── Extracted information

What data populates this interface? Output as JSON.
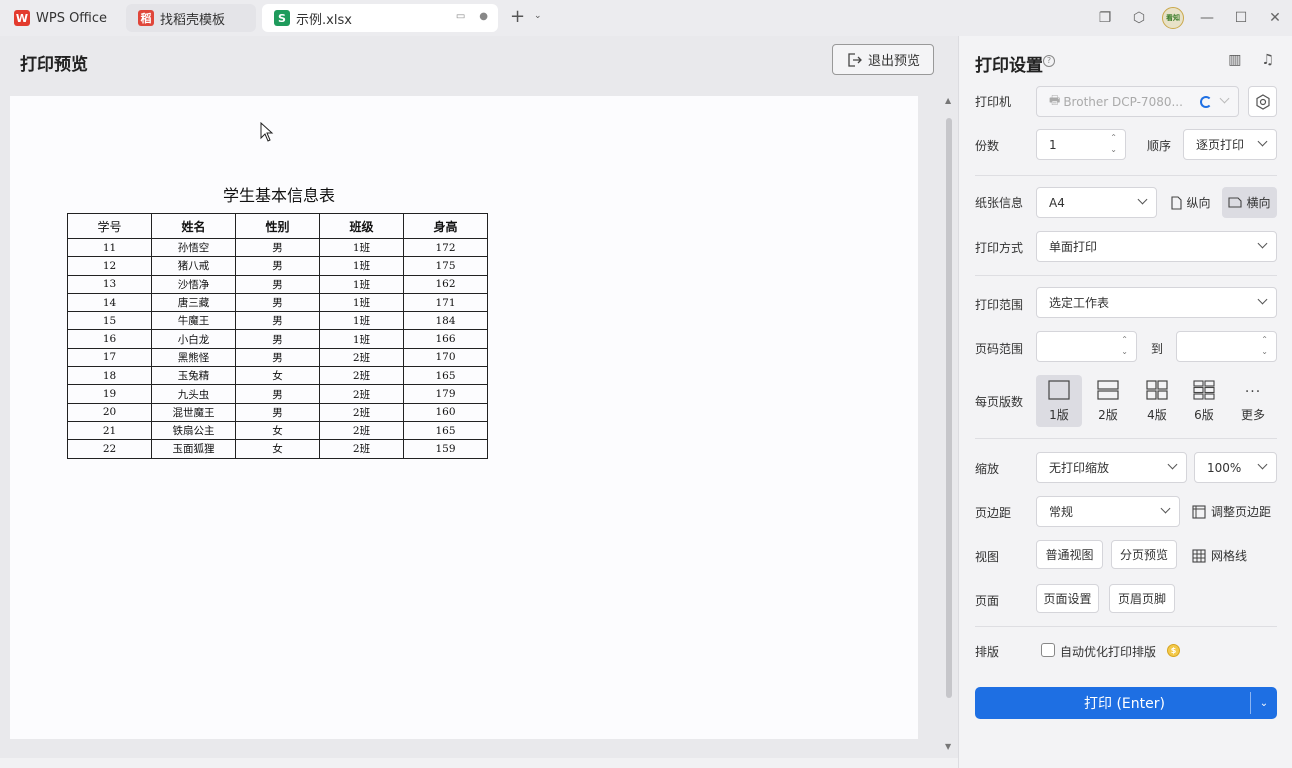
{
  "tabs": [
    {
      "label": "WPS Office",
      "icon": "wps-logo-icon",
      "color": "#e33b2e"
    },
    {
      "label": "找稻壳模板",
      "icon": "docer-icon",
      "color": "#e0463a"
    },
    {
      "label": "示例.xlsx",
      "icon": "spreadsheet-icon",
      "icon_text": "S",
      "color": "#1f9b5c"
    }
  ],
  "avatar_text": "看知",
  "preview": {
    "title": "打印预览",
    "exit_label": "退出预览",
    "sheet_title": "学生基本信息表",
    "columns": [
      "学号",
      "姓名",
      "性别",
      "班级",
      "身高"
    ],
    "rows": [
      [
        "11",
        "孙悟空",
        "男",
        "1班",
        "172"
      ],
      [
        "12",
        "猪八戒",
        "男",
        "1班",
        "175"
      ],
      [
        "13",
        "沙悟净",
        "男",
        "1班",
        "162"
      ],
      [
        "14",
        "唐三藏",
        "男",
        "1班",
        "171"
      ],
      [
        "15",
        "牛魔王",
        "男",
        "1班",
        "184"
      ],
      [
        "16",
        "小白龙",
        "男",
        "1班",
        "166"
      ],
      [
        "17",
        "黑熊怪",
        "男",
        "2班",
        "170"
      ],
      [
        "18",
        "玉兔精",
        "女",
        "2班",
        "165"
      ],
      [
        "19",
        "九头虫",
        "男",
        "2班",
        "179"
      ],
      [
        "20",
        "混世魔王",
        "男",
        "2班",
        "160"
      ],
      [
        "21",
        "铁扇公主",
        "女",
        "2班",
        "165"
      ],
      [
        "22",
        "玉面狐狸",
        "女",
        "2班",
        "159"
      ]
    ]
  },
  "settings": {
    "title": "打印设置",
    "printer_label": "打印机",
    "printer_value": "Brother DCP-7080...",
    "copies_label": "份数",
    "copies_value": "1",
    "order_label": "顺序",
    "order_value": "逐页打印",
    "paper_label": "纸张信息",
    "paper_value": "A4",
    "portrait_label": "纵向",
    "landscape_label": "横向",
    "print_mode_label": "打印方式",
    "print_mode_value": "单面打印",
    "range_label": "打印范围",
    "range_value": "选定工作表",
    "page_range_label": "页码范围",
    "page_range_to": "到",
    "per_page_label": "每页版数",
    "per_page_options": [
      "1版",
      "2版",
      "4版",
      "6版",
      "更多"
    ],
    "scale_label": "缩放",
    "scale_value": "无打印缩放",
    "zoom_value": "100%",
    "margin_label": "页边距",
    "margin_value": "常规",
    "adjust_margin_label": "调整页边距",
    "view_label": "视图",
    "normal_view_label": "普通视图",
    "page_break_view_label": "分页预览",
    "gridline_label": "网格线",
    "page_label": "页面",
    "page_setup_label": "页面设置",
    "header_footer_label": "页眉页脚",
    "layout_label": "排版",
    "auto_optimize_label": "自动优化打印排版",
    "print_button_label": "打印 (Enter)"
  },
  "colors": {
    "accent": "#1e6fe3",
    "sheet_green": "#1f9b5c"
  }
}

────

From the records given above, reproduce all text exactly and exclude each picture.

Reply:
What data populates this interface? Output as JSON.
{
  "tabs": [
    {
      "label": "WPS Office",
      "icon": "wps-logo-icon",
      "color": "#e33b2e"
    },
    {
      "label": "找稻壳模板",
      "icon": "docer-icon",
      "color": "#e0463a"
    },
    {
      "label": "示例.xlsx",
      "icon": "spreadsheet-icon",
      "icon_text": "S",
      "color": "#1f9b5c"
    }
  ],
  "avatar_text": "看知",
  "preview": {
    "title": "打印预览",
    "exit_label": "退出预览",
    "sheet_title": "学生基本信息表",
    "columns": [
      "学号",
      "姓名",
      "性别",
      "班级",
      "身高"
    ],
    "rows": [
      [
        "11",
        "孙悟空",
        "男",
        "1班",
        "172"
      ],
      [
        "12",
        "猪八戒",
        "男",
        "1班",
        "175"
      ],
      [
        "13",
        "沙悟净",
        "男",
        "1班",
        "162"
      ],
      [
        "14",
        "唐三藏",
        "男",
        "1班",
        "171"
      ],
      [
        "15",
        "牛魔王",
        "男",
        "1班",
        "184"
      ],
      [
        "16",
        "小白龙",
        "男",
        "1班",
        "166"
      ],
      [
        "17",
        "黑熊怪",
        "男",
        "2班",
        "170"
      ],
      [
        "18",
        "玉兔精",
        "女",
        "2班",
        "165"
      ],
      [
        "19",
        "九头虫",
        "男",
        "2班",
        "179"
      ],
      [
        "20",
        "混世魔王",
        "男",
        "2班",
        "160"
      ],
      [
        "21",
        "铁扇公主",
        "女",
        "2班",
        "165"
      ],
      [
        "22",
        "玉面狐狸",
        "女",
        "2班",
        "159"
      ]
    ]
  },
  "settings": {
    "title": "打印设置",
    "printer_label": "打印机",
    "printer_value": "Brother DCP-7080...",
    "copies_label": "份数",
    "copies_value": "1",
    "order_label": "顺序",
    "order_value": "逐页打印",
    "paper_label": "纸张信息",
    "paper_value": "A4",
    "portrait_label": "纵向",
    "landscape_label": "横向",
    "print_mode_label": "打印方式",
    "print_mode_value": "单面打印",
    "range_label": "打印范围",
    "range_value": "选定工作表",
    "page_range_label": "页码范围",
    "page_range_to": "到",
    "per_page_label": "每页版数",
    "per_page_options": [
      "1版",
      "2版",
      "4版",
      "6版",
      "更多"
    ],
    "scale_label": "缩放",
    "scale_value": "无打印缩放",
    "zoom_value": "100%",
    "margin_label": "页边距",
    "margin_value": "常规",
    "adjust_margin_label": "调整页边距",
    "view_label": "视图",
    "normal_view_label": "普通视图",
    "page_break_view_label": "分页预览",
    "gridline_label": "网格线",
    "page_label": "页面",
    "page_setup_label": "页面设置",
    "header_footer_label": "页眉页脚",
    "layout_label": "排版",
    "auto_optimize_label": "自动优化打印排版",
    "print_button_label": "打印 (Enter)"
  },
  "colors": {
    "accent": "#1e6fe3",
    "sheet_green": "#1f9b5c"
  }
}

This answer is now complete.